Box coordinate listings
----------

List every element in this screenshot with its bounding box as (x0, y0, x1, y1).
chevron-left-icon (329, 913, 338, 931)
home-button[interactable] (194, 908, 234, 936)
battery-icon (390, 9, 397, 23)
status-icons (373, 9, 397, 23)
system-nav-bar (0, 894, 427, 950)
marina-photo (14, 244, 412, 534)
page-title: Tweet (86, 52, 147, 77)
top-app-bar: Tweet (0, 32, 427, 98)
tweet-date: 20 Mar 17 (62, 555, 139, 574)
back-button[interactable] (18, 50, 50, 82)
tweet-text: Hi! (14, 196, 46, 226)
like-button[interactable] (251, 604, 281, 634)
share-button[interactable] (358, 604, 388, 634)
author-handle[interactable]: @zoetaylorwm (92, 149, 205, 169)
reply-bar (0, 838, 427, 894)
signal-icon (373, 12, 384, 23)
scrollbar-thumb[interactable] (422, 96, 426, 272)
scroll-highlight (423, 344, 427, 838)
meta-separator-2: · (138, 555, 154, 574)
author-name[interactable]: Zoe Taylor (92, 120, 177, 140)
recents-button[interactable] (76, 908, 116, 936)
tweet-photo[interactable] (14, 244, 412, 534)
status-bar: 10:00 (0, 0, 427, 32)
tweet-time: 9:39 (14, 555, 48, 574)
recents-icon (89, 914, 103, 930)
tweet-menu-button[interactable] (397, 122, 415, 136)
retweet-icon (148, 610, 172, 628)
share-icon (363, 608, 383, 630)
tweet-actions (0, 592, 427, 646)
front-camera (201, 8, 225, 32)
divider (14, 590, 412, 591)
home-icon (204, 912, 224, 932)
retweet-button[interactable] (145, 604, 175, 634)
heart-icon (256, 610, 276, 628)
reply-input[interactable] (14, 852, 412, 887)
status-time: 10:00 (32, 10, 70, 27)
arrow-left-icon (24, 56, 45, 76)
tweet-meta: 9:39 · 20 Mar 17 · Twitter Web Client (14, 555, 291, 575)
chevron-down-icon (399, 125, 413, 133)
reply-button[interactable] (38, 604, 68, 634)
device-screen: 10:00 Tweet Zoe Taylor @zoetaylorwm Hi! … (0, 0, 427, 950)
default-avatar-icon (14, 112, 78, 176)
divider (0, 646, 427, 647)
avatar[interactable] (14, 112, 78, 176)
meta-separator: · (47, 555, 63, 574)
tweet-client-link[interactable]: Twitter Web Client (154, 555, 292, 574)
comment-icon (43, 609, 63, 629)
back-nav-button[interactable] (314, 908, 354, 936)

----------

Reproduce every line of the records above without any alteration.

- Answer below
List every element in this screenshot with its bounding box as (x0, y0, x1, y1).
chevron-left-icon (329, 913, 338, 931)
home-button[interactable] (194, 908, 234, 936)
battery-icon (390, 9, 397, 23)
status-icons (373, 9, 397, 23)
system-nav-bar (0, 894, 427, 950)
marina-photo (14, 244, 412, 534)
page-title: Tweet (86, 52, 147, 77)
top-app-bar: Tweet (0, 32, 427, 98)
tweet-date: 20 Mar 17 (62, 555, 139, 574)
back-button[interactable] (18, 50, 50, 82)
tweet-text: Hi! (14, 196, 46, 226)
like-button[interactable] (251, 604, 281, 634)
share-button[interactable] (358, 604, 388, 634)
author-handle[interactable]: @zoetaylorwm (92, 149, 205, 169)
reply-bar (0, 838, 427, 894)
signal-icon (373, 12, 384, 23)
scrollbar-thumb[interactable] (422, 96, 426, 272)
scroll-highlight (423, 344, 427, 838)
meta-separator-2: · (138, 555, 154, 574)
author-name[interactable]: Zoe Taylor (92, 120, 177, 140)
recents-button[interactable] (76, 908, 116, 936)
tweet-photo[interactable] (14, 244, 412, 534)
status-bar: 10:00 (0, 0, 427, 32)
tweet-time: 9:39 (14, 555, 48, 574)
recents-icon (89, 914, 103, 930)
tweet-menu-button[interactable] (397, 122, 415, 136)
retweet-icon (148, 610, 172, 628)
share-icon (363, 608, 383, 630)
tweet-actions (0, 592, 427, 646)
front-camera (201, 8, 225, 32)
divider (14, 590, 412, 591)
home-icon (204, 912, 224, 932)
retweet-button[interactable] (145, 604, 175, 634)
heart-icon (256, 610, 276, 628)
reply-input[interactable] (14, 852, 412, 887)
status-time: 10:00 (32, 10, 70, 27)
arrow-left-icon (24, 56, 45, 76)
tweet-meta: 9:39 · 20 Mar 17 · Twitter Web Client (14, 555, 291, 575)
chevron-down-icon (399, 125, 413, 133)
reply-button[interactable] (38, 604, 68, 634)
device-screen: 10:00 Tweet Zoe Taylor @zoetaylorwm Hi! … (0, 0, 427, 950)
default-avatar-icon (14, 112, 78, 176)
divider (0, 646, 427, 647)
avatar[interactable] (14, 112, 78, 176)
meta-separator: · (47, 555, 63, 574)
tweet-client-link[interactable]: Twitter Web Client (154, 555, 292, 574)
comment-icon (43, 609, 63, 629)
back-nav-button[interactable] (314, 908, 354, 936)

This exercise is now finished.